======== Material provided ========

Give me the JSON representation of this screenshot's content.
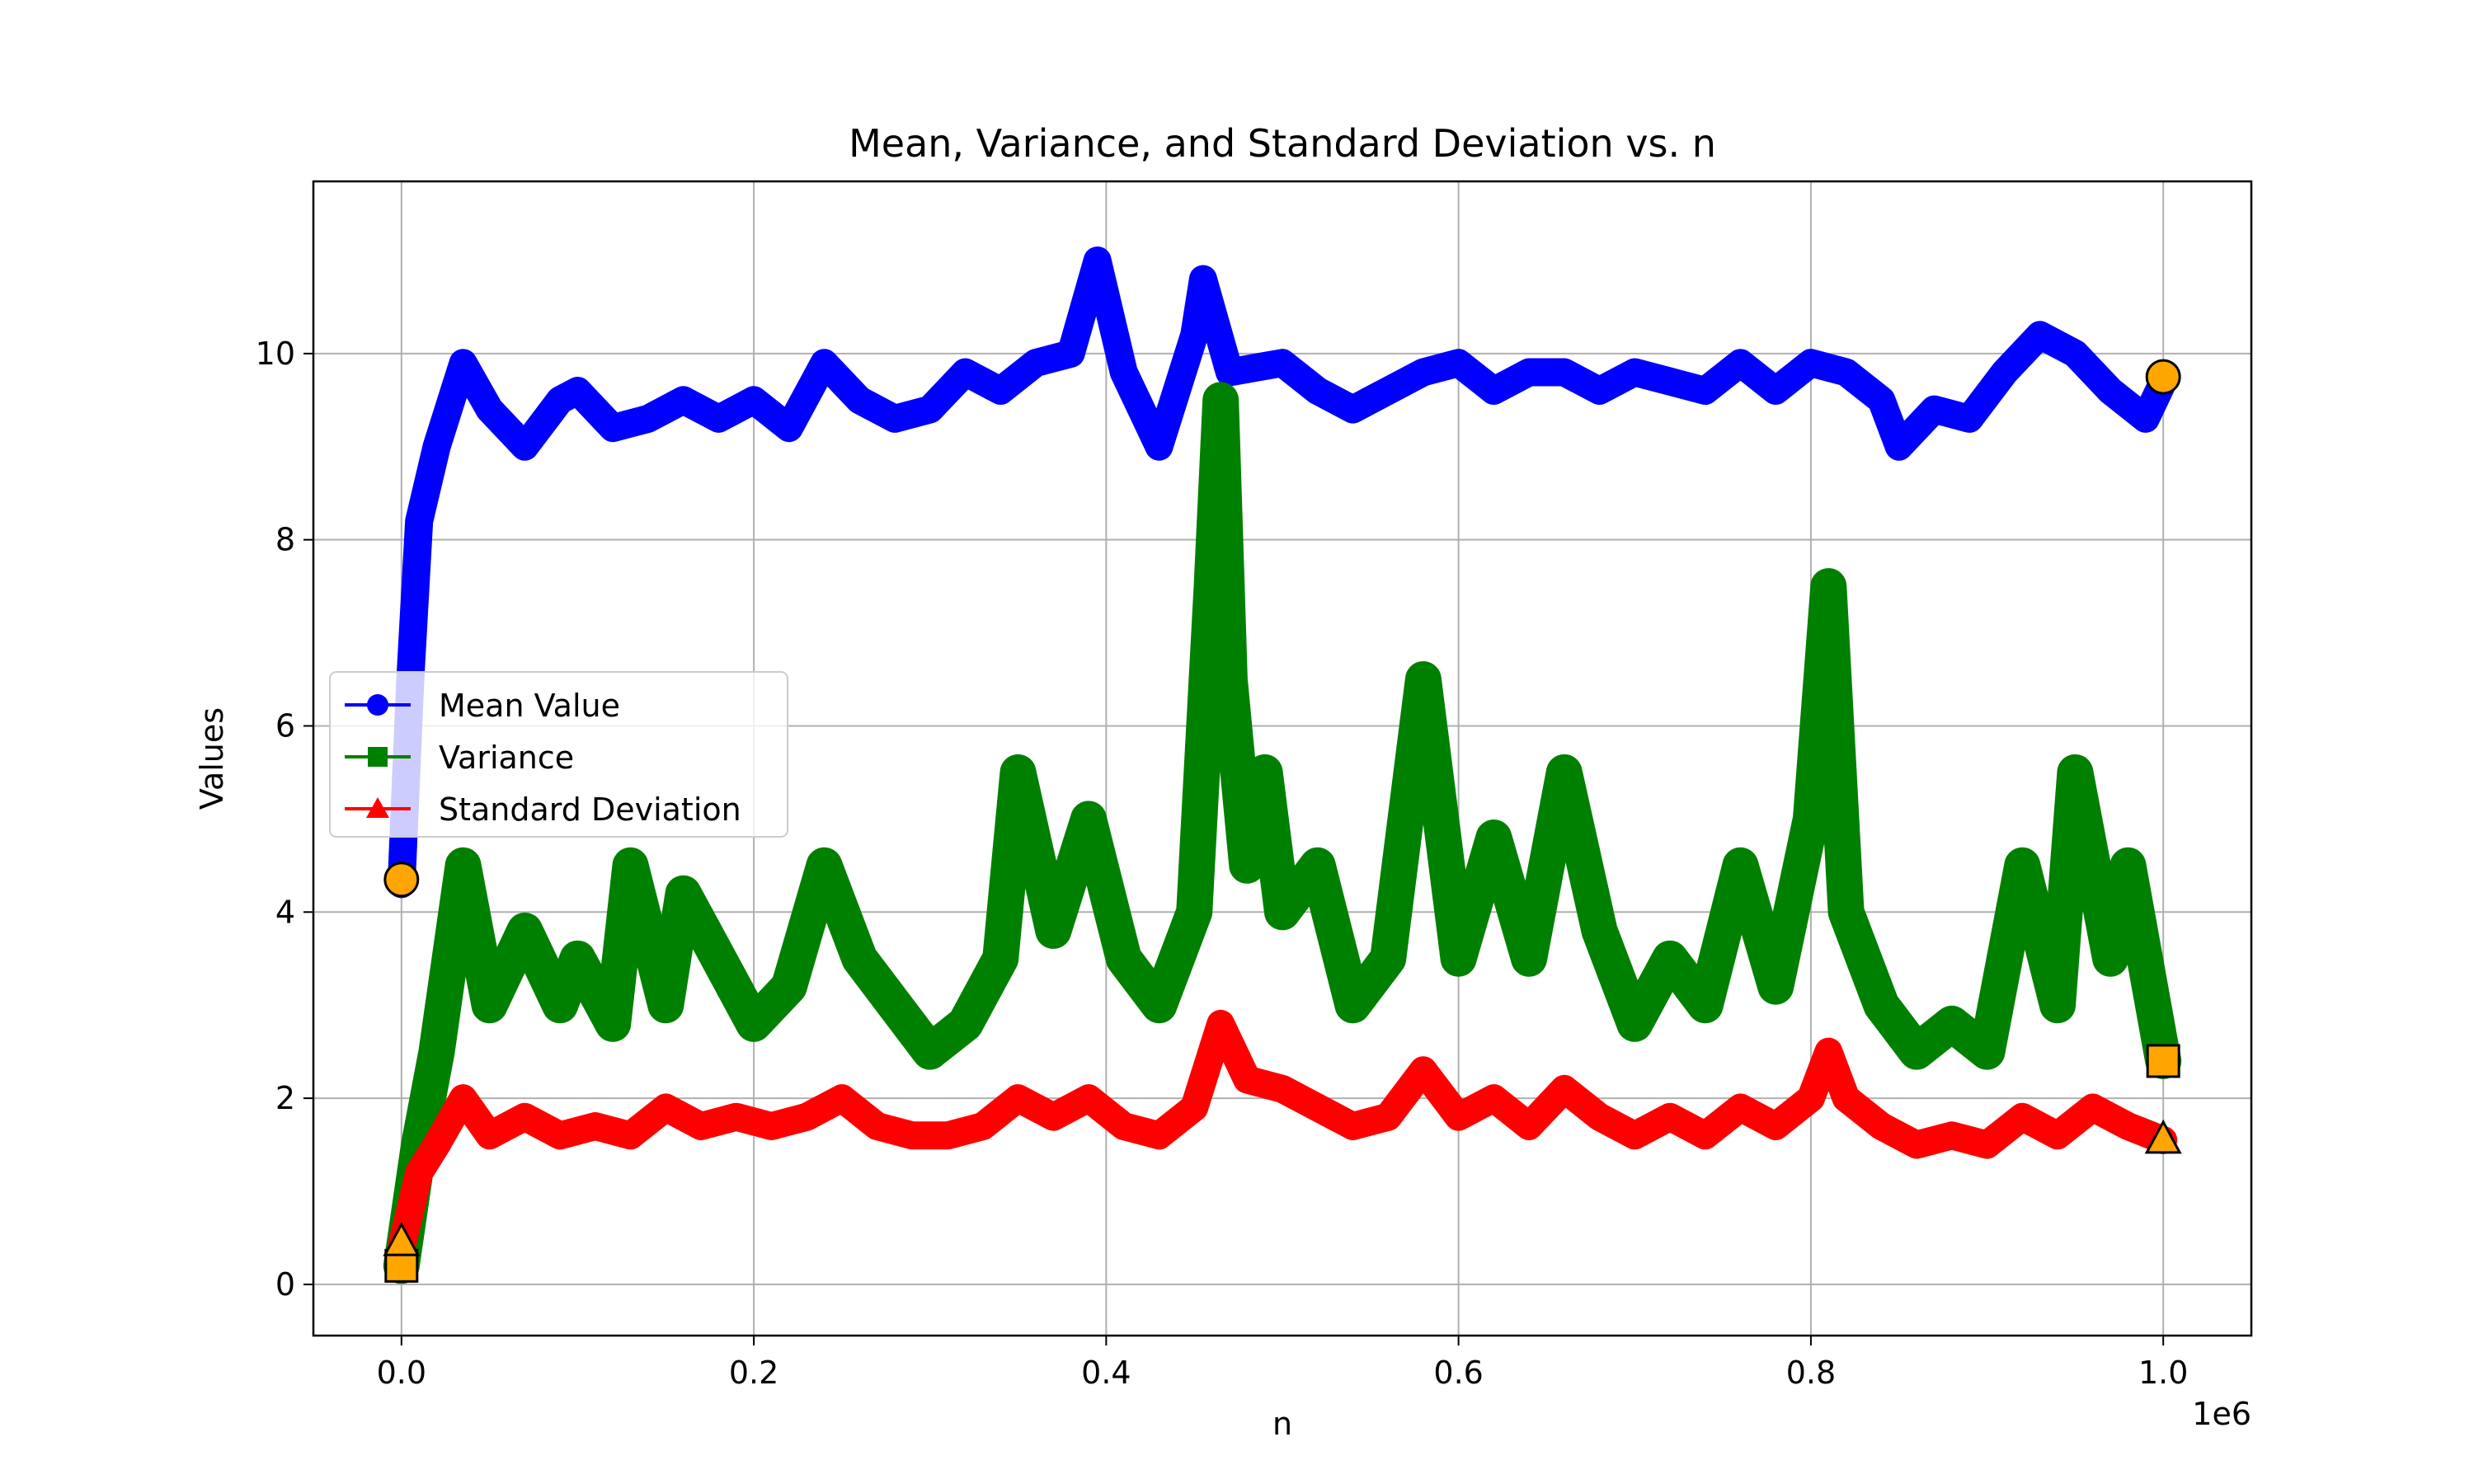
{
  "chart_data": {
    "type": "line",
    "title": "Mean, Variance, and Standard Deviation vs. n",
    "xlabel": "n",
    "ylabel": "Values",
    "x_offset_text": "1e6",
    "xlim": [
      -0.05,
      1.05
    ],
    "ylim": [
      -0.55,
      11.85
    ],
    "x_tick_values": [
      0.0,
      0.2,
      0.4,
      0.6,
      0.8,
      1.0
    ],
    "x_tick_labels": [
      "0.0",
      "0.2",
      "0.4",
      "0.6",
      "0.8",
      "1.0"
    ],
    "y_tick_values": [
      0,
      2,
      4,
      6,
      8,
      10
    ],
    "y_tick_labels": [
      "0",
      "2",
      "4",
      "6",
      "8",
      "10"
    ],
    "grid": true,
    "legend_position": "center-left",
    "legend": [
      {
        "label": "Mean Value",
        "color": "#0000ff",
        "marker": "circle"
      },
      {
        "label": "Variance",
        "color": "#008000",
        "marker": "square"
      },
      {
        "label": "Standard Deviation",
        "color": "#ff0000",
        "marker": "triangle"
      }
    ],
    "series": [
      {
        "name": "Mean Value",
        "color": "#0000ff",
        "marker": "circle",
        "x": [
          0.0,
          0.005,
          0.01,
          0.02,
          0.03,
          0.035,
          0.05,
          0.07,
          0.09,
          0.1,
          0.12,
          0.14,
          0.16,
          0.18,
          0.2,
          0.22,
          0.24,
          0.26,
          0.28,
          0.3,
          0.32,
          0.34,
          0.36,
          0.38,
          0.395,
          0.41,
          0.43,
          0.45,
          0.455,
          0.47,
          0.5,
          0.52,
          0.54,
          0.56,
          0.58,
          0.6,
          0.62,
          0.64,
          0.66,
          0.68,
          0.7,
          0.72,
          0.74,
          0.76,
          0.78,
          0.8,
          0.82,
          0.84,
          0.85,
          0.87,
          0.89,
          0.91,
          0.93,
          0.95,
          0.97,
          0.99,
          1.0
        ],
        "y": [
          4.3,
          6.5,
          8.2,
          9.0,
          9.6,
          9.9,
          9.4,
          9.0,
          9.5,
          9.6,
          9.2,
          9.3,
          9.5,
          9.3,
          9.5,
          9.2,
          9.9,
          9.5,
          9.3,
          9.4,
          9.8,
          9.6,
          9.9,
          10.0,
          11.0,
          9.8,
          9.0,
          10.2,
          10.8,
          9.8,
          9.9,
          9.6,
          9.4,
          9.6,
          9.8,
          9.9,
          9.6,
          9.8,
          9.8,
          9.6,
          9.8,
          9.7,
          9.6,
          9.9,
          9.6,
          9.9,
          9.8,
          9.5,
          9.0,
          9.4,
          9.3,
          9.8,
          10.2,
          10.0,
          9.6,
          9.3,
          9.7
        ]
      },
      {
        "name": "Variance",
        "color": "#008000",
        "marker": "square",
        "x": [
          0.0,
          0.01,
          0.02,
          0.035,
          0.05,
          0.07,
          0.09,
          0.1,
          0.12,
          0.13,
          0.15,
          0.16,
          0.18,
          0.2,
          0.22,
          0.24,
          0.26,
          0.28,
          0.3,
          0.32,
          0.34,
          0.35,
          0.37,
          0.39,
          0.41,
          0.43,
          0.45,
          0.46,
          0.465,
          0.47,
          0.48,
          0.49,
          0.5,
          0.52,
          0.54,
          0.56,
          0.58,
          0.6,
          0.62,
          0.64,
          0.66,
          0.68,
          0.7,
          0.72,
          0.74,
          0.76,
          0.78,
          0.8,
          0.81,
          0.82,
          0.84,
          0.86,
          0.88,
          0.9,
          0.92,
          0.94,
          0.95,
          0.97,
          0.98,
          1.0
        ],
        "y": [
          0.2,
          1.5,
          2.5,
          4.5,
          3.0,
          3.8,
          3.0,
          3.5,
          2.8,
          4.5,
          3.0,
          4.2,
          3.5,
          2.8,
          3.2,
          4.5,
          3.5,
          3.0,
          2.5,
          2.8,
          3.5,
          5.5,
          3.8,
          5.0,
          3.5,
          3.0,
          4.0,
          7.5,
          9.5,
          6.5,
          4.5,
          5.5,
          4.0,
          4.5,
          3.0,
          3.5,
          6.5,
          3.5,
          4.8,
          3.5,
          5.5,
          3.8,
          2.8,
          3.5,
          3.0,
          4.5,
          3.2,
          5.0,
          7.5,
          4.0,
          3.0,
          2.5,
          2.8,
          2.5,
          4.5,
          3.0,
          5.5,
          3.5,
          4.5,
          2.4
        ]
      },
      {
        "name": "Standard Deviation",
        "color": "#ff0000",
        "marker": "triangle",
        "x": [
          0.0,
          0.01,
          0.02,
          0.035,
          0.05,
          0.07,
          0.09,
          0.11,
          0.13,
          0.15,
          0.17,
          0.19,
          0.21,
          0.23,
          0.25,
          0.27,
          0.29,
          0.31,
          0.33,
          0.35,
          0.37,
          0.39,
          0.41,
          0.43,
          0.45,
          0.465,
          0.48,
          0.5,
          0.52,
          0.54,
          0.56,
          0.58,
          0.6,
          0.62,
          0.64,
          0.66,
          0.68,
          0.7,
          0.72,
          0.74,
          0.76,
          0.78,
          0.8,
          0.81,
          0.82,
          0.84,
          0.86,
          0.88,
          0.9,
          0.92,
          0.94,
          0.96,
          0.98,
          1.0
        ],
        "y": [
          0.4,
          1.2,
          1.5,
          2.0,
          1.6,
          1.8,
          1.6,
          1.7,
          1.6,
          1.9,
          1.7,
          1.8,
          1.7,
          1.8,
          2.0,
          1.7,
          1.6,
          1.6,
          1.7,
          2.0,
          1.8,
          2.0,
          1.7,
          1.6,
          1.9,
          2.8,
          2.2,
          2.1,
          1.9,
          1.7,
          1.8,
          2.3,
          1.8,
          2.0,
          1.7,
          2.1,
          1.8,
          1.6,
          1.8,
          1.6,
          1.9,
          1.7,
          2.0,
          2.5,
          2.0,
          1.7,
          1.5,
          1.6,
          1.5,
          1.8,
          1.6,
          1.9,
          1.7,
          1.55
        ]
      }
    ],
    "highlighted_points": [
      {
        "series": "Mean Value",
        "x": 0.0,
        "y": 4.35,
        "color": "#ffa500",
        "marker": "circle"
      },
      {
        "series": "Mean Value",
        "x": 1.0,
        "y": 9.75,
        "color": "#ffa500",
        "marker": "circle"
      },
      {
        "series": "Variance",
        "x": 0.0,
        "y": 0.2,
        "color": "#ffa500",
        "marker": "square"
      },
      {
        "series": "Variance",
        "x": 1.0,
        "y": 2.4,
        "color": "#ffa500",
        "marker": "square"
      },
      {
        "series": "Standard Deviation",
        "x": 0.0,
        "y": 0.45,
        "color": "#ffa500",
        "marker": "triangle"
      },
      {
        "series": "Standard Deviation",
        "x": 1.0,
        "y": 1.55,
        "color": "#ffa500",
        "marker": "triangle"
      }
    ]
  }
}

========
======== Material provided ========

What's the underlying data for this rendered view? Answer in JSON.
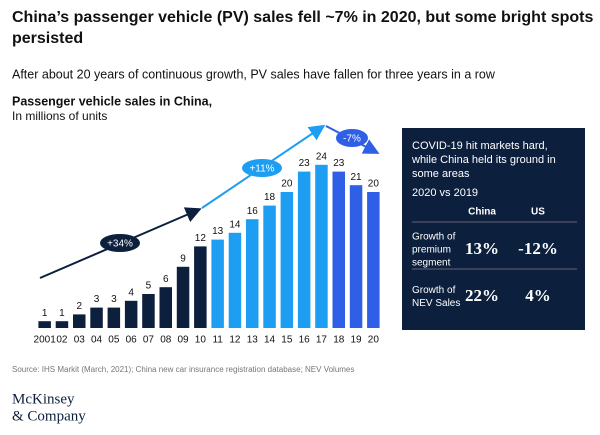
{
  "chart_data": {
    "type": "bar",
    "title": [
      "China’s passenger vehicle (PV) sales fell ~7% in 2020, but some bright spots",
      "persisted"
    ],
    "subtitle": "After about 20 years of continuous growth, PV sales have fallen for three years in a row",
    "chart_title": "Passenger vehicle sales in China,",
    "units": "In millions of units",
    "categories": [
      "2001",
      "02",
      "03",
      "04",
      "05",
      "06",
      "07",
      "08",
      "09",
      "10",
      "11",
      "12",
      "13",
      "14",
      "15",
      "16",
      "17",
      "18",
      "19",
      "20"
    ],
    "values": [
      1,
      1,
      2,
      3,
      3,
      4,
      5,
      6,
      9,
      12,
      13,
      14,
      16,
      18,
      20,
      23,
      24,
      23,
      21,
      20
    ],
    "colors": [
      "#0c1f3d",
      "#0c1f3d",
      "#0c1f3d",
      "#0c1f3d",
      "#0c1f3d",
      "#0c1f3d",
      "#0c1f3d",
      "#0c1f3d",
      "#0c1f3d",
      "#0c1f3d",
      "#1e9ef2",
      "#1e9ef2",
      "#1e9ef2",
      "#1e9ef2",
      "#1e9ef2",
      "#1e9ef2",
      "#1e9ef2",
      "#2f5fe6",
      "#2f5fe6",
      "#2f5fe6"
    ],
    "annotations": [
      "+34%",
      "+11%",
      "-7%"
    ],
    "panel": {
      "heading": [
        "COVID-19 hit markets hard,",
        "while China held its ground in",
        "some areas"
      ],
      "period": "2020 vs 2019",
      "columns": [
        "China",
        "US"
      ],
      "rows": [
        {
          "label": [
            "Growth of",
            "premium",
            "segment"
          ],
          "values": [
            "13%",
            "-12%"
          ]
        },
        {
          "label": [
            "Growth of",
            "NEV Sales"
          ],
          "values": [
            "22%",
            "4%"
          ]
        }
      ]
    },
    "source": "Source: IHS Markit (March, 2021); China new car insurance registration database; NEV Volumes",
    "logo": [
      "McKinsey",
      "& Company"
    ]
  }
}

========

> _Task to carry out_: Search the data for the string "vehicle". List each line that has it.

> _Task result_:
      "China’s passenger vehicle (PV) sales fell ~7% in 2020, but some bright spots",
    "chart_title": "Passenger vehicle sales in China,",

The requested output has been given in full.